Dataset listings of figures
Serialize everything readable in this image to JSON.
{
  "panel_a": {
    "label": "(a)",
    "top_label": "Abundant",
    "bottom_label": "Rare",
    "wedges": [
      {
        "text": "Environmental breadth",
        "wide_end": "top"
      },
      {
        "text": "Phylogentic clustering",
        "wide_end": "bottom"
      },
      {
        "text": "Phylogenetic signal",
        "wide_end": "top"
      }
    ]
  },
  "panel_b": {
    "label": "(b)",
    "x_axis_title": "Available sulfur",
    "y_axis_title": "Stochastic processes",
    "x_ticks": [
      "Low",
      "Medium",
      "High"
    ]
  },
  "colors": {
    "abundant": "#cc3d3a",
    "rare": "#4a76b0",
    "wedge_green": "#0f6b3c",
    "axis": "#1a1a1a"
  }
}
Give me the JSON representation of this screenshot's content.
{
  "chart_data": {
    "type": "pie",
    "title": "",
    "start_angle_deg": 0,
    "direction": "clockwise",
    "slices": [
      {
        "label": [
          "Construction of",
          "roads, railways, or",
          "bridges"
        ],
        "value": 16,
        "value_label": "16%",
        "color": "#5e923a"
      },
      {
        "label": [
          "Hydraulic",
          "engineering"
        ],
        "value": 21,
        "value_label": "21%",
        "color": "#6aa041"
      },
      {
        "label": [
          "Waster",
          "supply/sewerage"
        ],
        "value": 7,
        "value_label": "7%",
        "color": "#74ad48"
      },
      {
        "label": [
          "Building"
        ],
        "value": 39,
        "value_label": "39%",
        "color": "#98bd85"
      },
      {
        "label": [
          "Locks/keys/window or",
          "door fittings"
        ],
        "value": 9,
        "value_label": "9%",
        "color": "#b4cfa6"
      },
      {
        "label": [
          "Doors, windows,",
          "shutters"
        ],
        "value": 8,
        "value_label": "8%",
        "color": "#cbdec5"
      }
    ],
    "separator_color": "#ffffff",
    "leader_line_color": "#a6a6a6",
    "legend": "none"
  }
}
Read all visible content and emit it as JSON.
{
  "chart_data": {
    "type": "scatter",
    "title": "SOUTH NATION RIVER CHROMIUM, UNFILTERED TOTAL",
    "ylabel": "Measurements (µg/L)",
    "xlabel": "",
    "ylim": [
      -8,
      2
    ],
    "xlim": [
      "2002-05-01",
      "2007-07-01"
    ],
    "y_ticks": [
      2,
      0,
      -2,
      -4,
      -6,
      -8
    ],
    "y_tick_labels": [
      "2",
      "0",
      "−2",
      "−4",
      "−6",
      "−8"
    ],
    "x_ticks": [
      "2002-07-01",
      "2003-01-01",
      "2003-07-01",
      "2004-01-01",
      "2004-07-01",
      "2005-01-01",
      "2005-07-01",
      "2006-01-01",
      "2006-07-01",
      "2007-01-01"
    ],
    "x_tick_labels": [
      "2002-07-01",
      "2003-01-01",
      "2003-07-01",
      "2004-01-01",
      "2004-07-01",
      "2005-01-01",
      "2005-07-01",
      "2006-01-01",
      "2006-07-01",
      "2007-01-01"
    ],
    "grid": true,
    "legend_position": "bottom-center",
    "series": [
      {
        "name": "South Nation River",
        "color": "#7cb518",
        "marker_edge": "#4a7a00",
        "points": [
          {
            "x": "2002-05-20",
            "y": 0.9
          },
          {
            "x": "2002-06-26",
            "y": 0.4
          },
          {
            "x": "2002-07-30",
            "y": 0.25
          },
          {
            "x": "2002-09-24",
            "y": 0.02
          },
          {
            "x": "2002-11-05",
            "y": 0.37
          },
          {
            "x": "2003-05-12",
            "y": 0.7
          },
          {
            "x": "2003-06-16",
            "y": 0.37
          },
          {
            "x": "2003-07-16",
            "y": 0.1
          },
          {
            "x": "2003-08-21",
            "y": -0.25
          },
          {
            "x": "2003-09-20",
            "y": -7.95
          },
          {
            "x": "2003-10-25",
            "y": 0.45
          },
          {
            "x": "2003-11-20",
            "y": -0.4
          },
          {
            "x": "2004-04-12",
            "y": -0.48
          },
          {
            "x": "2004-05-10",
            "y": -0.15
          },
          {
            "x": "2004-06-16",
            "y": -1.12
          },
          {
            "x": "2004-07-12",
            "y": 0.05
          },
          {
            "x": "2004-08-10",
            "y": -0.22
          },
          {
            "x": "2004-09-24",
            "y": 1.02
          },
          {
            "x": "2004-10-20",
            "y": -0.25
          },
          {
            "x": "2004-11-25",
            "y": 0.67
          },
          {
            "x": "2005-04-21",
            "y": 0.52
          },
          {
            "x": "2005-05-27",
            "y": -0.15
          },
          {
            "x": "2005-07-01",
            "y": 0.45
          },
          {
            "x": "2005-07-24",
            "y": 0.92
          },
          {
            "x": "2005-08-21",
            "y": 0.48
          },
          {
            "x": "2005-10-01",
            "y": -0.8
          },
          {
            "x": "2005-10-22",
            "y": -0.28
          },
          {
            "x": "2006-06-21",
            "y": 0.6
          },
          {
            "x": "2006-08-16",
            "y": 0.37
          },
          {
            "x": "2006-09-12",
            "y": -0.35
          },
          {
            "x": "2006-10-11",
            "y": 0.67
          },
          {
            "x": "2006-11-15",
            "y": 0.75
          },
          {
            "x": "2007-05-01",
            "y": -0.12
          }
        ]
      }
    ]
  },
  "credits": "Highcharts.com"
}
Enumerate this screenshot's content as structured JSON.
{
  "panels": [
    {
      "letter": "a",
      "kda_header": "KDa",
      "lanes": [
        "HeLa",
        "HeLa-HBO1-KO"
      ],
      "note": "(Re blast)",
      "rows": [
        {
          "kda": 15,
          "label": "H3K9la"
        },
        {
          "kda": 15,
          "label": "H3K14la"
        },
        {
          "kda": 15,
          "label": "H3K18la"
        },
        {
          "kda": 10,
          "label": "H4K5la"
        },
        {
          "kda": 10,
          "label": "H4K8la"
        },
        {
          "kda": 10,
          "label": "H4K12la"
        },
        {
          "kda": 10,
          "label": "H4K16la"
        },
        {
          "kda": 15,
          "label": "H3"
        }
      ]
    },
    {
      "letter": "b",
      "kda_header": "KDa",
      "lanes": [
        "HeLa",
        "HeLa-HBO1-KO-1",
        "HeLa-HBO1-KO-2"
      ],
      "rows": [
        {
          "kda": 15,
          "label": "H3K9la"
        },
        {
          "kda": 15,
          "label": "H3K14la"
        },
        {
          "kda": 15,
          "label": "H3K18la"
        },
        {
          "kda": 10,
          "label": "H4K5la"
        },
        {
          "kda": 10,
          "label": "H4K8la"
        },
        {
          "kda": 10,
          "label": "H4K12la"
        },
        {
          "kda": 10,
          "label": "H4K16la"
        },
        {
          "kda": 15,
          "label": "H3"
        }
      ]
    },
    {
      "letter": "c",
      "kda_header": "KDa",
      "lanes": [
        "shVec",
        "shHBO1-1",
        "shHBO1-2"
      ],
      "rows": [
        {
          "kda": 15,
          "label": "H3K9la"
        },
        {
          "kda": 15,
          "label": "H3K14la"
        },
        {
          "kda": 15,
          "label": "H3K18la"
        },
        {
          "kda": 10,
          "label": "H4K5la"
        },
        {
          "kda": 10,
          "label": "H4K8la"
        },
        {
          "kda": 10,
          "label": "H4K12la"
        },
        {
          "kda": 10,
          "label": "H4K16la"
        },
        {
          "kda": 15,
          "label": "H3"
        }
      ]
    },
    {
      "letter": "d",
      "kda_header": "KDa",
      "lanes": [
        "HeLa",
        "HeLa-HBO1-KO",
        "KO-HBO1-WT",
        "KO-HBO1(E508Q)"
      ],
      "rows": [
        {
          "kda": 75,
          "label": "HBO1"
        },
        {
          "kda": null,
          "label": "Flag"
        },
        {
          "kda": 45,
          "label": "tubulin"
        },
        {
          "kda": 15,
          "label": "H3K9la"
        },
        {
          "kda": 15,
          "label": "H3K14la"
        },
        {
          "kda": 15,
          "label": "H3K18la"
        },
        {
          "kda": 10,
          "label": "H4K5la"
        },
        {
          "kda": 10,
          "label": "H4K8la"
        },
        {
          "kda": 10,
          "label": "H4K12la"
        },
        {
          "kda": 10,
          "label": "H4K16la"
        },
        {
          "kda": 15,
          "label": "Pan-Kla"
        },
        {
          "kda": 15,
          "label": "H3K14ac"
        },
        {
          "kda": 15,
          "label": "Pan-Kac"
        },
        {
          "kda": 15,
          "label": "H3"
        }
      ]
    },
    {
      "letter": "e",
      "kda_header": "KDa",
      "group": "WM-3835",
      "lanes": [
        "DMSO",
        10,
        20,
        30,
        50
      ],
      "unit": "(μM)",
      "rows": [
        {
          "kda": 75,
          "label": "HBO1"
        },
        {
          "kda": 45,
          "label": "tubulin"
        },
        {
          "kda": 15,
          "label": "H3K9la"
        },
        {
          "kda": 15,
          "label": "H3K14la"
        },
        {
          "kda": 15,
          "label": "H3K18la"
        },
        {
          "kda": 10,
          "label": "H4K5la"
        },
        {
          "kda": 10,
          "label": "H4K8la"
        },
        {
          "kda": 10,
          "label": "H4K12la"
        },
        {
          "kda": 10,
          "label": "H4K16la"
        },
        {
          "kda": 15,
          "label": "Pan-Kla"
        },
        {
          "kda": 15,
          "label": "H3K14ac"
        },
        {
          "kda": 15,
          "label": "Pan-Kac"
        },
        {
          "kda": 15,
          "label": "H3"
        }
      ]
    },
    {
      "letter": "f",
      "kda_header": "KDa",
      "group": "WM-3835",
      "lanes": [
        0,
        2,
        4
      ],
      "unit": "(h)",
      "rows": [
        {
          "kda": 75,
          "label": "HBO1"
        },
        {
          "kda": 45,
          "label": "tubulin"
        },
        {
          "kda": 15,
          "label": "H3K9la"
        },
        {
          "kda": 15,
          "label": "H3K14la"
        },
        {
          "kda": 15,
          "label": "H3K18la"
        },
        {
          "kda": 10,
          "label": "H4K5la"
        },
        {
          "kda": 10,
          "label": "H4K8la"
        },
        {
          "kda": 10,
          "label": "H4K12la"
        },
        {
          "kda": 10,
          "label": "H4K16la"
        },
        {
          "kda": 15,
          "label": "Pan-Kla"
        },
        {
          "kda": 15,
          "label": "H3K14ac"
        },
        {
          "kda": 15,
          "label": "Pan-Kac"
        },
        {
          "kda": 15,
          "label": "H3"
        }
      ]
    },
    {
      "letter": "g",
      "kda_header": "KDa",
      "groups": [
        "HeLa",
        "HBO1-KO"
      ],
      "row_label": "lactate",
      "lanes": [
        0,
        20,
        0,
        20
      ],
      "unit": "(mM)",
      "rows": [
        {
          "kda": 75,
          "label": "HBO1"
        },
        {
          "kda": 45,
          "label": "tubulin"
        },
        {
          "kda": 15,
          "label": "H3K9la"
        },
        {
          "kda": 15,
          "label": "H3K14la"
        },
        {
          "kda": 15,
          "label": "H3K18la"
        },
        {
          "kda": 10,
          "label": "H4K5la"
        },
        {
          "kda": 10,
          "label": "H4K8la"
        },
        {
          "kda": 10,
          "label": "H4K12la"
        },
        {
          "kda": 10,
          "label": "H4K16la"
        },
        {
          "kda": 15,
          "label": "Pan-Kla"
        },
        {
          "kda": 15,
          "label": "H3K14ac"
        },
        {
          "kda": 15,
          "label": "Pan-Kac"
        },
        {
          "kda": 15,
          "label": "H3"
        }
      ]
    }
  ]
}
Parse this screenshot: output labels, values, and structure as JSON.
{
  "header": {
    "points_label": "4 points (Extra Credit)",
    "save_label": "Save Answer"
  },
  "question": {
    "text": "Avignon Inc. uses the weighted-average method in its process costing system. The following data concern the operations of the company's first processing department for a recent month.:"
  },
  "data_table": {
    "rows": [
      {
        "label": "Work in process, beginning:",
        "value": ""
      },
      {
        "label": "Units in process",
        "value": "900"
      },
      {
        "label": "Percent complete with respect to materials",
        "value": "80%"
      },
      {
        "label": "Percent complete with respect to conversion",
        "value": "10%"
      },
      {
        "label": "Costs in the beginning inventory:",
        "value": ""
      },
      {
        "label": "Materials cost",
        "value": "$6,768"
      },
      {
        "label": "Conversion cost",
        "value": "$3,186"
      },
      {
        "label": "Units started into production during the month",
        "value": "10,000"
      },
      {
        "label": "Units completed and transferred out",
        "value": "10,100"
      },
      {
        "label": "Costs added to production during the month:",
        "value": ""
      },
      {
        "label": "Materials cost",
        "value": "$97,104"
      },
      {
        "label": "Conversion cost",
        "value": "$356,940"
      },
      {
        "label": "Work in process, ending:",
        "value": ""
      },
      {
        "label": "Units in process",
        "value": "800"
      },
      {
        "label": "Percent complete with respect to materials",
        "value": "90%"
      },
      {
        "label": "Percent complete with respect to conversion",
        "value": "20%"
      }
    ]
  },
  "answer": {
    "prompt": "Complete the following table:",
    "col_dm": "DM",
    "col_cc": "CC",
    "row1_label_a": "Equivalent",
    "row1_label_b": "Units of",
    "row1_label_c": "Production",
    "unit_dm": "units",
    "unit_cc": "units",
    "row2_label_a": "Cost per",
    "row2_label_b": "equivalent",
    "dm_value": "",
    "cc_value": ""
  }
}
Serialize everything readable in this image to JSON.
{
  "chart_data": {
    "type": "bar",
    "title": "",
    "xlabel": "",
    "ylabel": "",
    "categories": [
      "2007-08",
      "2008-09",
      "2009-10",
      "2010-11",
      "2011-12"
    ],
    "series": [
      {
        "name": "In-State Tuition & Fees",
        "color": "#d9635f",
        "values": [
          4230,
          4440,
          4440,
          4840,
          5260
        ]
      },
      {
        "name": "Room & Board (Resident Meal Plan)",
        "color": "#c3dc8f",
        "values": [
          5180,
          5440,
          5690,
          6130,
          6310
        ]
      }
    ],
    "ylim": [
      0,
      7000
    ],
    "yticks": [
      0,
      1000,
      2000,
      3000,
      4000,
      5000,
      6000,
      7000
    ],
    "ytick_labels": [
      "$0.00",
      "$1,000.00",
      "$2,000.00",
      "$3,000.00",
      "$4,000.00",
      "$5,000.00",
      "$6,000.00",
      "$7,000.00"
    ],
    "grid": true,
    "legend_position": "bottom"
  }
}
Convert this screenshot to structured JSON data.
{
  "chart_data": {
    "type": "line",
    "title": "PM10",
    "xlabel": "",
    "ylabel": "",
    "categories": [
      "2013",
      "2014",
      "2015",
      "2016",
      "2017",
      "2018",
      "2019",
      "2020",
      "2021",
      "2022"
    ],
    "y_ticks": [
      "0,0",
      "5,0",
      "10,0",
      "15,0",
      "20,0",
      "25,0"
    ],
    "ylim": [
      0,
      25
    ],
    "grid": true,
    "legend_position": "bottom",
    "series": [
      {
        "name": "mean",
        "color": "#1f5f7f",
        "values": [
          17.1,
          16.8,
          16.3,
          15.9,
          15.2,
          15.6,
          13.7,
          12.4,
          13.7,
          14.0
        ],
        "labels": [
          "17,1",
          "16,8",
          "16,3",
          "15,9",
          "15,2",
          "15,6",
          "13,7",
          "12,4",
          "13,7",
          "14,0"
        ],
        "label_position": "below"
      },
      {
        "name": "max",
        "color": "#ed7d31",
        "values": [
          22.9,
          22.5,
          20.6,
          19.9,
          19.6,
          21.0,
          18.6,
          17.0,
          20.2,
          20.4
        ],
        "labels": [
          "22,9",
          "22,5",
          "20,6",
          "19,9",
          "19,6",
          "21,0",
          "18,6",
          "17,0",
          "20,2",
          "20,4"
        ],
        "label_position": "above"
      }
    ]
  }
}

## [Instructions to follow]
How many of the lines above include the string "Work"? Reply with the number by itself.

## [Expected output]
2